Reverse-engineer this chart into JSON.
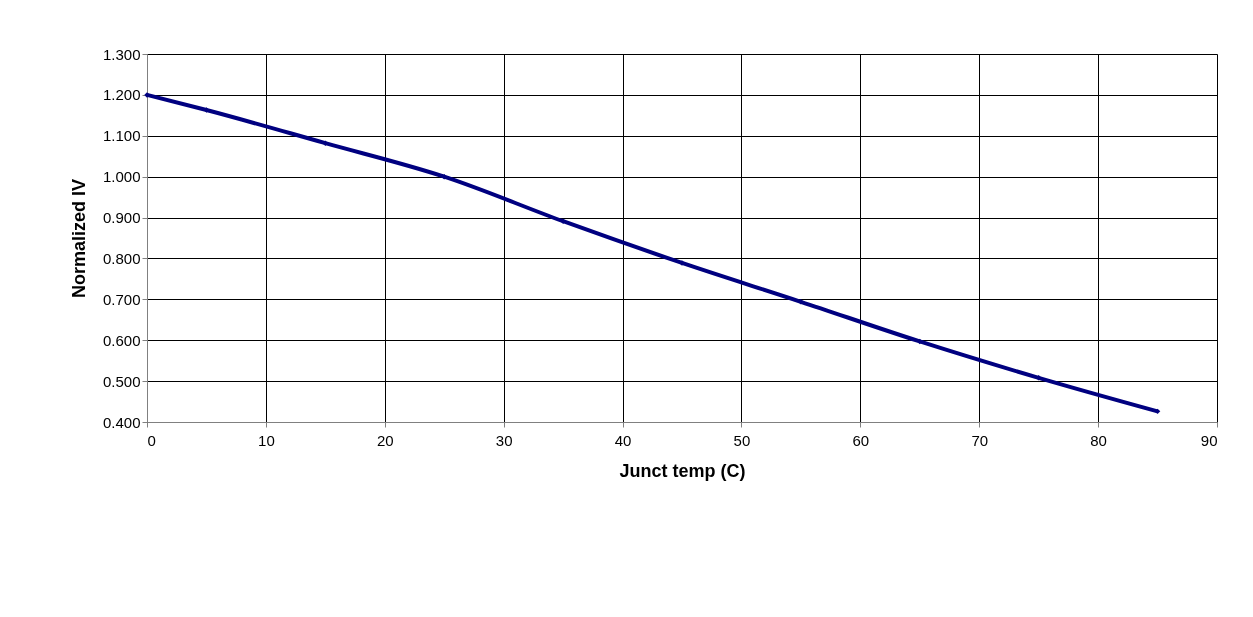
{
  "chart_data": {
    "type": "line",
    "xlabel": "Junct temp (C)",
    "ylabel": "Normalized IV",
    "x": [
      0,
      5,
      15,
      25,
      35,
      45,
      55,
      65,
      75,
      85
    ],
    "series": [
      {
        "color": "#000080",
        "values": [
          1.2,
          1.163,
          1.082,
          1.0,
          0.891,
          0.789,
          0.694,
          0.597,
          0.508,
          0.426
        ]
      }
    ],
    "xlim": [
      0,
      90
    ],
    "xticks": [
      0,
      10,
      20,
      30,
      40,
      50,
      60,
      70,
      80,
      90
    ],
    "ylim": [
      0.4,
      1.3
    ],
    "yticks": [
      {
        "value": 0.4,
        "label": "0.400"
      },
      {
        "value": 0.5,
        "label": "0.500"
      },
      {
        "value": 0.6,
        "label": "0.600"
      },
      {
        "value": 0.7,
        "label": "0.700"
      },
      {
        "value": 0.8,
        "label": "0.800"
      },
      {
        "value": 0.9,
        "label": "0.900"
      },
      {
        "value": 1.0,
        "label": "1.000"
      },
      {
        "value": 1.1,
        "label": "1.100"
      },
      {
        "value": 1.2,
        "label": "1.200"
      },
      {
        "value": 1.3,
        "label": "1.300"
      }
    ],
    "grid": true,
    "marker": "diamond"
  }
}
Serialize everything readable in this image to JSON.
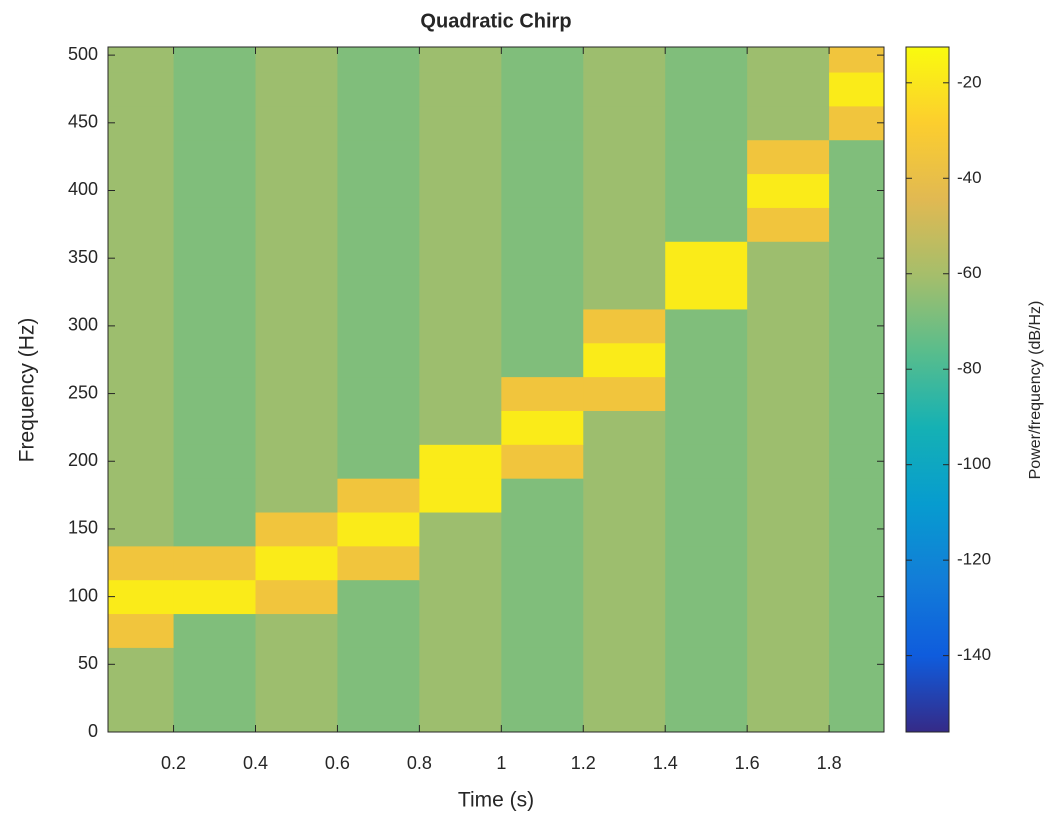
{
  "chart_data": {
    "type": "spectrogram",
    "title": "Quadratic Chirp",
    "x_label": "Time (s)",
    "y_label": "Frequency (Hz)",
    "colorbar_label": "Power/frequency (dB/Hz)",
    "colormap": "parula",
    "x": [
      0.1,
      0.3,
      0.5,
      0.7,
      0.9,
      1.1,
      1.3,
      1.5,
      1.7,
      1.9
    ],
    "y": [
      0,
      25,
      50,
      75,
      100,
      125,
      150,
      175,
      200,
      225,
      250,
      275,
      300,
      325,
      350,
      375,
      400,
      425,
      450,
      475,
      500
    ],
    "values": [
      [
        -62,
        -68,
        -62,
        -68,
        -62,
        -68,
        -62,
        -68,
        -62,
        -68
      ],
      [
        -62,
        -68,
        -62,
        -68,
        -62,
        -68,
        -62,
        -68,
        -62,
        -68
      ],
      [
        -62,
        -68,
        -62,
        -68,
        -62,
        -68,
        -62,
        -68,
        -62,
        -68
      ],
      [
        -35,
        -68,
        -62,
        -68,
        -62,
        -68,
        -62,
        -68,
        -62,
        -68
      ],
      [
        -18,
        -18,
        -35,
        -68,
        -62,
        -68,
        -62,
        -68,
        -62,
        -68
      ],
      [
        -35,
        -35,
        -18,
        -35,
        -62,
        -68,
        -62,
        -68,
        -62,
        -68
      ],
      [
        -62,
        -68,
        -35,
        -18,
        -62,
        -68,
        -62,
        -68,
        -62,
        -68
      ],
      [
        -62,
        -68,
        -62,
        -35,
        -18,
        -68,
        -62,
        -68,
        -62,
        -68
      ],
      [
        -62,
        -68,
        -62,
        -68,
        -18,
        -35,
        -62,
        -68,
        -62,
        -68
      ],
      [
        -62,
        -68,
        -62,
        -68,
        -62,
        -18,
        -62,
        -68,
        -62,
        -68
      ],
      [
        -62,
        -68,
        -62,
        -68,
        -62,
        -35,
        -35,
        -68,
        -62,
        -68
      ],
      [
        -62,
        -68,
        -62,
        -68,
        -62,
        -68,
        -18,
        -68,
        -62,
        -68
      ],
      [
        -62,
        -68,
        -62,
        -68,
        -62,
        -68,
        -35,
        -68,
        -62,
        -68
      ],
      [
        -62,
        -68,
        -62,
        -68,
        -62,
        -68,
        -62,
        -18,
        -62,
        -68
      ],
      [
        -62,
        -68,
        -62,
        -68,
        -62,
        -68,
        -62,
        -18,
        -62,
        -68
      ],
      [
        -62,
        -68,
        -62,
        -68,
        -62,
        -68,
        -62,
        -68,
        -35,
        -68
      ],
      [
        -62,
        -68,
        -62,
        -68,
        -62,
        -68,
        -62,
        -68,
        -18,
        -68
      ],
      [
        -62,
        -68,
        -62,
        -68,
        -62,
        -68,
        -62,
        -68,
        -35,
        -68
      ],
      [
        -62,
        -68,
        -62,
        -68,
        -62,
        -68,
        -62,
        -68,
        -62,
        -35
      ],
      [
        -62,
        -68,
        -62,
        -68,
        -62,
        -68,
        -62,
        -68,
        -62,
        -18
      ],
      [
        -62,
        -68,
        -62,
        -68,
        -62,
        -68,
        -62,
        -68,
        -62,
        -35
      ]
    ],
    "xlim": [
      0.04,
      1.934
    ],
    "xticks": [
      0.2,
      0.4,
      0.6,
      0.8,
      1,
      1.2,
      1.4,
      1.6,
      1.8
    ],
    "ylim": [
      0,
      506
    ],
    "yticks": [
      0,
      50,
      100,
      150,
      200,
      250,
      300,
      350,
      400,
      450,
      500
    ],
    "clim": [
      -156,
      -12.5
    ],
    "cticks": [
      -140,
      -120,
      -100,
      -80,
      -60,
      -40,
      -20
    ]
  }
}
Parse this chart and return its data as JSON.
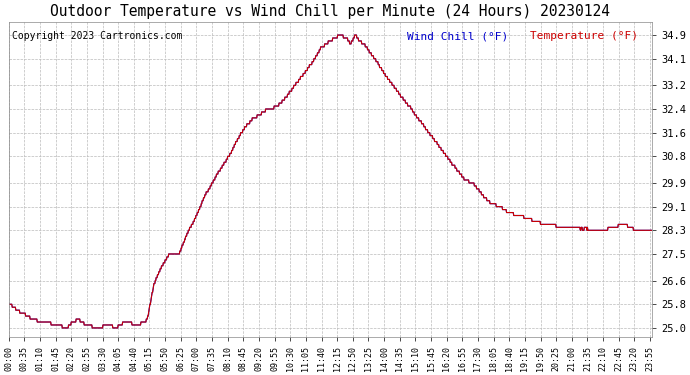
{
  "title": "Outdoor Temperature vs Wind Chill per Minute (24 Hours) 20230124",
  "copyright": "Copyright 2023 Cartronics.com",
  "legend_wind_chill": "Wind Chill (°F)",
  "legend_temperature": "Temperature (°F)",
  "wind_chill_color": "#0000cc",
  "temperature_color": "#cc0000",
  "yticks": [
    25.0,
    25.8,
    26.6,
    27.5,
    28.3,
    29.1,
    29.9,
    30.8,
    31.6,
    32.4,
    33.2,
    34.1,
    34.9
  ],
  "ymin": 24.7,
  "ymax": 35.35,
  "background_color": "#ffffff",
  "grid_color": "#bbbbbb",
  "title_fontsize": 10.5,
  "copyright_fontsize": 7,
  "xtick_interval_minutes": 35,
  "curve_keypoints": [
    [
      0,
      25.8
    ],
    [
      20,
      25.6
    ],
    [
      55,
      25.3
    ],
    [
      100,
      25.1
    ],
    [
      130,
      25.0
    ],
    [
      155,
      25.3
    ],
    [
      175,
      25.1
    ],
    [
      200,
      25.0
    ],
    [
      220,
      25.1
    ],
    [
      240,
      25.0
    ],
    [
      260,
      25.2
    ],
    [
      290,
      25.1
    ],
    [
      310,
      25.3
    ],
    [
      325,
      26.5
    ],
    [
      340,
      27.0
    ],
    [
      360,
      27.5
    ],
    [
      380,
      27.5
    ],
    [
      400,
      28.2
    ],
    [
      420,
      28.8
    ],
    [
      440,
      29.5
    ],
    [
      460,
      30.0
    ],
    [
      480,
      30.5
    ],
    [
      500,
      31.0
    ],
    [
      520,
      31.6
    ],
    [
      540,
      32.0
    ],
    [
      560,
      32.2
    ],
    [
      580,
      32.4
    ],
    [
      600,
      32.5
    ],
    [
      620,
      32.8
    ],
    [
      640,
      33.2
    ],
    [
      660,
      33.6
    ],
    [
      680,
      34.0
    ],
    [
      700,
      34.5
    ],
    [
      720,
      34.7
    ],
    [
      740,
      34.9
    ],
    [
      755,
      34.8
    ],
    [
      765,
      34.6
    ],
    [
      775,
      34.9
    ],
    [
      785,
      34.7
    ],
    [
      800,
      34.5
    ],
    [
      820,
      34.1
    ],
    [
      840,
      33.6
    ],
    [
      860,
      33.2
    ],
    [
      880,
      32.8
    ],
    [
      900,
      32.4
    ],
    [
      920,
      32.0
    ],
    [
      940,
      31.6
    ],
    [
      960,
      31.2
    ],
    [
      980,
      30.8
    ],
    [
      1000,
      30.4
    ],
    [
      1020,
      30.0
    ],
    [
      1040,
      29.9
    ],
    [
      1060,
      29.5
    ],
    [
      1080,
      29.2
    ],
    [
      1100,
      29.1
    ],
    [
      1120,
      28.9
    ],
    [
      1140,
      28.8
    ],
    [
      1160,
      28.7
    ],
    [
      1200,
      28.5
    ],
    [
      1260,
      28.4
    ],
    [
      1320,
      28.3
    ],
    [
      1380,
      28.5
    ],
    [
      1400,
      28.3
    ],
    [
      1439,
      28.3
    ]
  ]
}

----------------------------------------

Gather, from the listing above, every line carrying the word "this".

Problem solution:
Reverse-engineer this chart into JSON.
Serialize everything readable in this image to JSON.
Parse this chart and return its data as JSON.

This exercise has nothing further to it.